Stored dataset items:
= = =
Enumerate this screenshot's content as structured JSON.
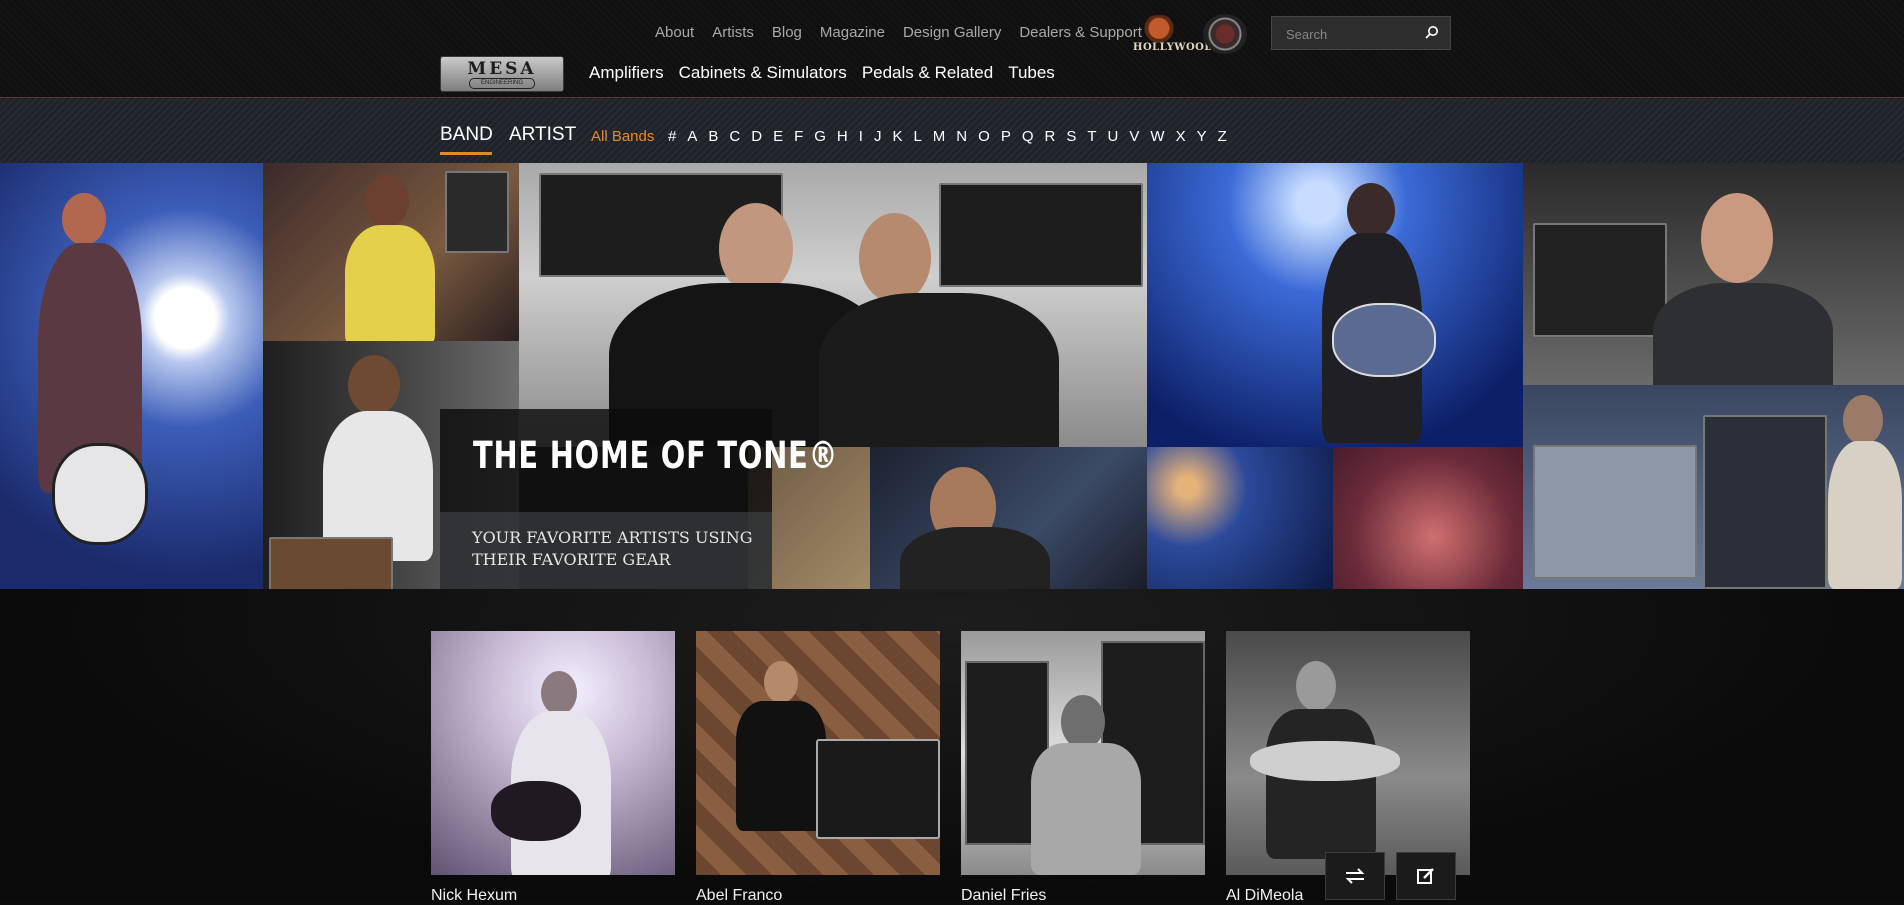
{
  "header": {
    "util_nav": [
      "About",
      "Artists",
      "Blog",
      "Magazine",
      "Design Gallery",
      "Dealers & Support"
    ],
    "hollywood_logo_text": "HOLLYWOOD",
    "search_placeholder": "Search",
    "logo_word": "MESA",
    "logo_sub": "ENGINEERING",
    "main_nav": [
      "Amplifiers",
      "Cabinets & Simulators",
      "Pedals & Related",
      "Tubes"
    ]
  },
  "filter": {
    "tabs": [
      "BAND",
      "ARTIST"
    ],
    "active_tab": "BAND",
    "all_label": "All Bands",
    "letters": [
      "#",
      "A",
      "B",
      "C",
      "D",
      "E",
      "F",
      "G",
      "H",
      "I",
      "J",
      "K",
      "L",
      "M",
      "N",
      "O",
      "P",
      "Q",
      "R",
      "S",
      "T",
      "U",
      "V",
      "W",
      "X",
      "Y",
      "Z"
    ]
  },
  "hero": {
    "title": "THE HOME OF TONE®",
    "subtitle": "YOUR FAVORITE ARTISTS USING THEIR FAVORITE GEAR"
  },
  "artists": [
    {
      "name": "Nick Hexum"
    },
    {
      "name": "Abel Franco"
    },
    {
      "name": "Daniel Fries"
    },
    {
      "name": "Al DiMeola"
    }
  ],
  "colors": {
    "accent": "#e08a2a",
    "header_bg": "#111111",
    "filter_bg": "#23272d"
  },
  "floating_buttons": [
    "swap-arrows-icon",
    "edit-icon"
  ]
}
= = =
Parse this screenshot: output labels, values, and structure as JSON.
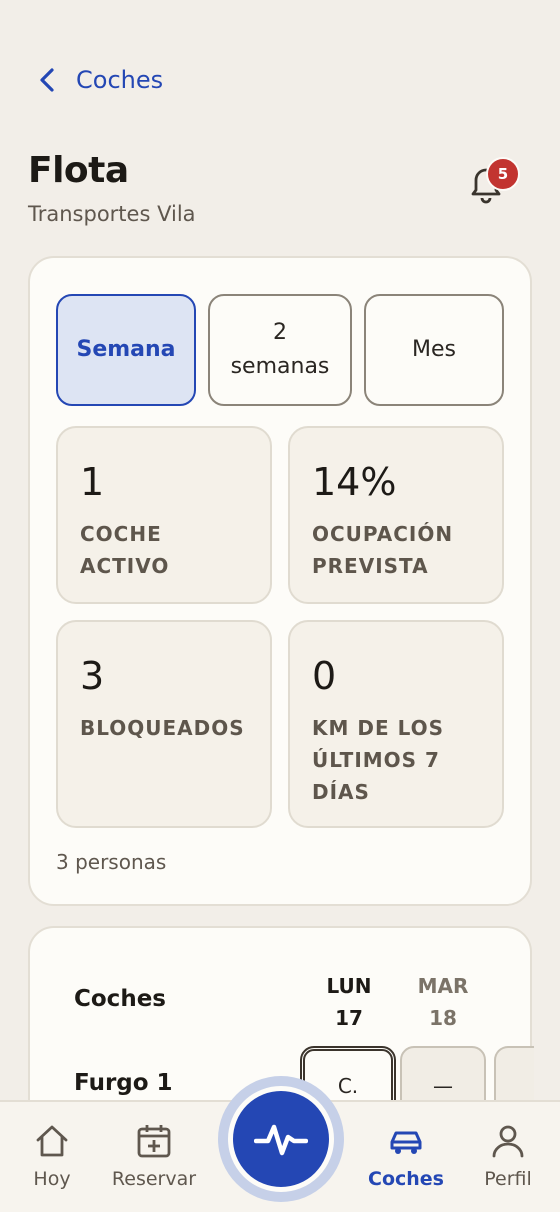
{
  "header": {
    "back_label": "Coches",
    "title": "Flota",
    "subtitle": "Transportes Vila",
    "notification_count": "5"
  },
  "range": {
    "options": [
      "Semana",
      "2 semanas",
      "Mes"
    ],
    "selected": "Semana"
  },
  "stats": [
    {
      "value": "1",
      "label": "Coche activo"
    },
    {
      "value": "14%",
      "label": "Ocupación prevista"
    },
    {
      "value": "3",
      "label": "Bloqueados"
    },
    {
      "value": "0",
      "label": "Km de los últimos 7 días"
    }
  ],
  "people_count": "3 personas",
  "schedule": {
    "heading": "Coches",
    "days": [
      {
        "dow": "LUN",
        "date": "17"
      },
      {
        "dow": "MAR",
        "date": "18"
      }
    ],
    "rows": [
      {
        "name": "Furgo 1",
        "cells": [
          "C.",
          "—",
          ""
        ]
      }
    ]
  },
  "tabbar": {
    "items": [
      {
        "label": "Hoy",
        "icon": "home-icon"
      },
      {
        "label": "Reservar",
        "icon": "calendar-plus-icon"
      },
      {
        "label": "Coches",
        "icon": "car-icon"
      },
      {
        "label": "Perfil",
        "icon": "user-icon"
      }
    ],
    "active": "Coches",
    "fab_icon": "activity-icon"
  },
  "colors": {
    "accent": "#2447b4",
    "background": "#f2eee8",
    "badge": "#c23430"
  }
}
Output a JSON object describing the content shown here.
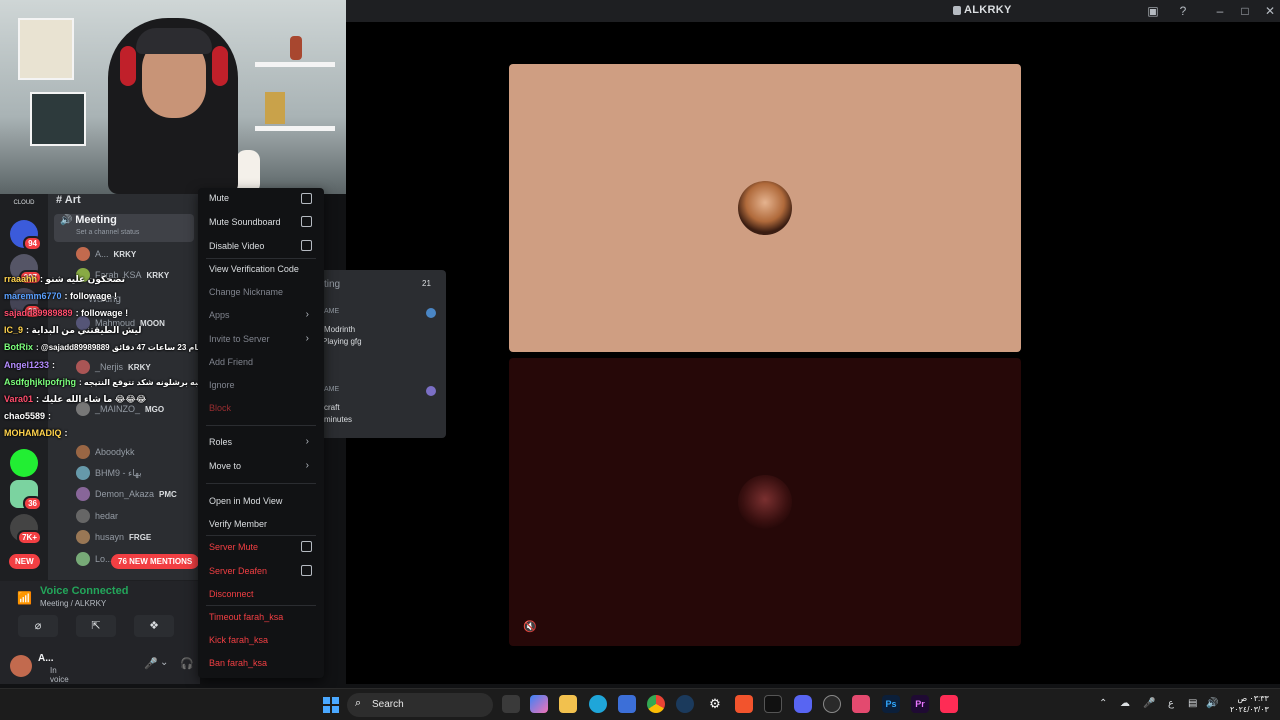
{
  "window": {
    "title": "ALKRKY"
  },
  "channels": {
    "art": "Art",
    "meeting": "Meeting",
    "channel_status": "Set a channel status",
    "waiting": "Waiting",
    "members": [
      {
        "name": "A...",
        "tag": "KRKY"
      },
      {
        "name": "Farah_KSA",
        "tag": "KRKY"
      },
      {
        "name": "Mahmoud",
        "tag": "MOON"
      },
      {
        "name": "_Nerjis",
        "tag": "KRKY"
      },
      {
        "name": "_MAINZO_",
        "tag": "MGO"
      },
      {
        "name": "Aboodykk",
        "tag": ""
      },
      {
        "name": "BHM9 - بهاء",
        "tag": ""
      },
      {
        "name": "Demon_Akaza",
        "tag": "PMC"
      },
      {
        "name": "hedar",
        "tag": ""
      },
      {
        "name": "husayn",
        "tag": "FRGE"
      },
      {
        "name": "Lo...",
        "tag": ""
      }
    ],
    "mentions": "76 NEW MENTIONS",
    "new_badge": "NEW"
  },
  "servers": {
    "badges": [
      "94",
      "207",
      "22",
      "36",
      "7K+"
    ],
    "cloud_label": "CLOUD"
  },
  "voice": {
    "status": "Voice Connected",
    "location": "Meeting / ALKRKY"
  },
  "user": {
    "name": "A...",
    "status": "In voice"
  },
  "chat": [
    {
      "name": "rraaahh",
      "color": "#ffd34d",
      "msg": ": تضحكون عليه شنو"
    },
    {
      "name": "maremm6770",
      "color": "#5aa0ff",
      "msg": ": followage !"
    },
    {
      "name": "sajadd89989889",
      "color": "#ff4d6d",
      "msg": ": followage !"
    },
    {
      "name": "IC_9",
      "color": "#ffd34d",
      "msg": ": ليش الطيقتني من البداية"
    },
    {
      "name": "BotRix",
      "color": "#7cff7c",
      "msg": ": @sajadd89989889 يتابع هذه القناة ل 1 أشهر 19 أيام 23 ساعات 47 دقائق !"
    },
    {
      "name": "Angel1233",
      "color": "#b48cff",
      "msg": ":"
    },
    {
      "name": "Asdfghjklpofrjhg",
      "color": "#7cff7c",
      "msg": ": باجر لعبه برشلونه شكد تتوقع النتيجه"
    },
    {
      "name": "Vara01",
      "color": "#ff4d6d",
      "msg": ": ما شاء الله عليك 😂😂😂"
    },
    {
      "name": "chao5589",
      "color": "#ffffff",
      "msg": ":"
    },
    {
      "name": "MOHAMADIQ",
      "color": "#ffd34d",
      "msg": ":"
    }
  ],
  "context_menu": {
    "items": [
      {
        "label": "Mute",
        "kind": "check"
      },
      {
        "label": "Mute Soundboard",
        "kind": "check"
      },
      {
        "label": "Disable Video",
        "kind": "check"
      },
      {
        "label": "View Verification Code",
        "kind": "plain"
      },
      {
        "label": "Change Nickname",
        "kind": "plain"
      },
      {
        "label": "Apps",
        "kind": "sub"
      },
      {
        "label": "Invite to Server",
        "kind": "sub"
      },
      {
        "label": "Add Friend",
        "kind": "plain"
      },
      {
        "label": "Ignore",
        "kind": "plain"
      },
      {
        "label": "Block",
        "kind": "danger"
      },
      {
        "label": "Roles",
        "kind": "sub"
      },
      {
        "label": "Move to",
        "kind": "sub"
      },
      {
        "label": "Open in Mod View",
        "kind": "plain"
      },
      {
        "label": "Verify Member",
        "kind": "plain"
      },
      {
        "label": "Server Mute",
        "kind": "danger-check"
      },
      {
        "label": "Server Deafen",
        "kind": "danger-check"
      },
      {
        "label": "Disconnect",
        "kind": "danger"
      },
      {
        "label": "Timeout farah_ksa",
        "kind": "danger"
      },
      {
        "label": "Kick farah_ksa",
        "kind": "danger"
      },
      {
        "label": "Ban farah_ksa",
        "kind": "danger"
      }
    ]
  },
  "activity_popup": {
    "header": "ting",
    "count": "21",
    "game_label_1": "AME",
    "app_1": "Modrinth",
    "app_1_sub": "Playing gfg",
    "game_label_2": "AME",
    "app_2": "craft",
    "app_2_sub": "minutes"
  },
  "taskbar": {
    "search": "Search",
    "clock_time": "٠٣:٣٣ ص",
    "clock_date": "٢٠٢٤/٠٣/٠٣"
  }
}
= = =
### Aim of the task
From the records above, pull out each line that has "Search".

### Output below
    "search_placeholder": "Search",
    "search": "Search",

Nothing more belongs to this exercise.